# Given data
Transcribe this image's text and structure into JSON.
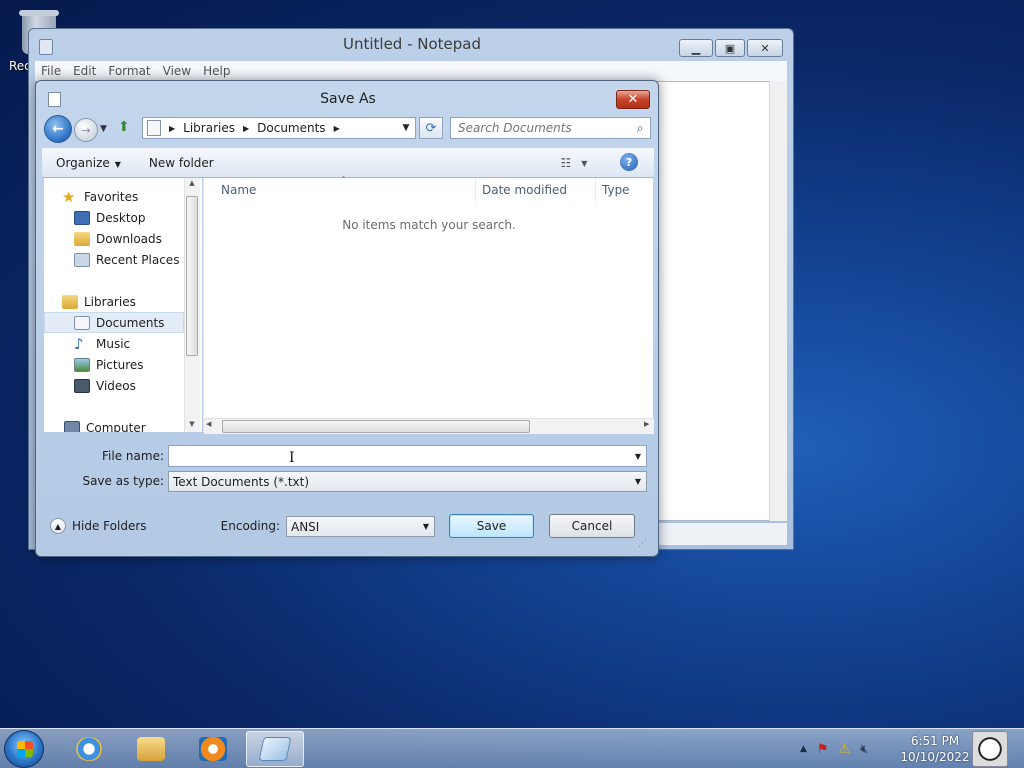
{
  "desktop": {
    "recycle_label": "Rec"
  },
  "notepad": {
    "title": "Untitled - Notepad",
    "menu": [
      "File",
      "Edit",
      "Format",
      "View",
      "Help"
    ]
  },
  "dialog": {
    "title": "Save As",
    "breadcrumb": [
      "Libraries",
      "Documents"
    ],
    "search_placeholder": "Search Documents",
    "toolbar": {
      "organize": "Organize",
      "new_folder": "New folder"
    },
    "nav": {
      "favorites": "Favorites",
      "desktop": "Desktop",
      "downloads": "Downloads",
      "recent": "Recent Places",
      "libraries": "Libraries",
      "documents": "Documents",
      "music": "Music",
      "pictures": "Pictures",
      "videos": "Videos",
      "computer": "Computer"
    },
    "columns": {
      "name": "Name",
      "date": "Date modified",
      "type": "Type"
    },
    "empty_message": "No items match your search.",
    "file_name_label": "File name:",
    "file_name_value": "",
    "save_type_label": "Save as type:",
    "save_type_value": "Text Documents (*.txt)",
    "hide_folders": "Hide Folders",
    "encoding_label": "Encoding:",
    "encoding_value": "ANSI",
    "save": "Save",
    "cancel": "Cancel"
  },
  "taskbar": {
    "time": "6:51 PM",
    "date": "10/10/2022"
  }
}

# What you should do
Write out all the entries again, word for word, and print no images.

# Answer below
Transcribe this image's text and structure into JSON.
{
  "desktop": {
    "recycle_label": "Rec"
  },
  "notepad": {
    "title": "Untitled - Notepad",
    "menu": [
      "File",
      "Edit",
      "Format",
      "View",
      "Help"
    ]
  },
  "dialog": {
    "title": "Save As",
    "breadcrumb": [
      "Libraries",
      "Documents"
    ],
    "search_placeholder": "Search Documents",
    "toolbar": {
      "organize": "Organize",
      "new_folder": "New folder"
    },
    "nav": {
      "favorites": "Favorites",
      "desktop": "Desktop",
      "downloads": "Downloads",
      "recent": "Recent Places",
      "libraries": "Libraries",
      "documents": "Documents",
      "music": "Music",
      "pictures": "Pictures",
      "videos": "Videos",
      "computer": "Computer"
    },
    "columns": {
      "name": "Name",
      "date": "Date modified",
      "type": "Type"
    },
    "empty_message": "No items match your search.",
    "file_name_label": "File name:",
    "file_name_value": "",
    "save_type_label": "Save as type:",
    "save_type_value": "Text Documents (*.txt)",
    "hide_folders": "Hide Folders",
    "encoding_label": "Encoding:",
    "encoding_value": "ANSI",
    "save": "Save",
    "cancel": "Cancel"
  },
  "taskbar": {
    "time": "6:51 PM",
    "date": "10/10/2022"
  }
}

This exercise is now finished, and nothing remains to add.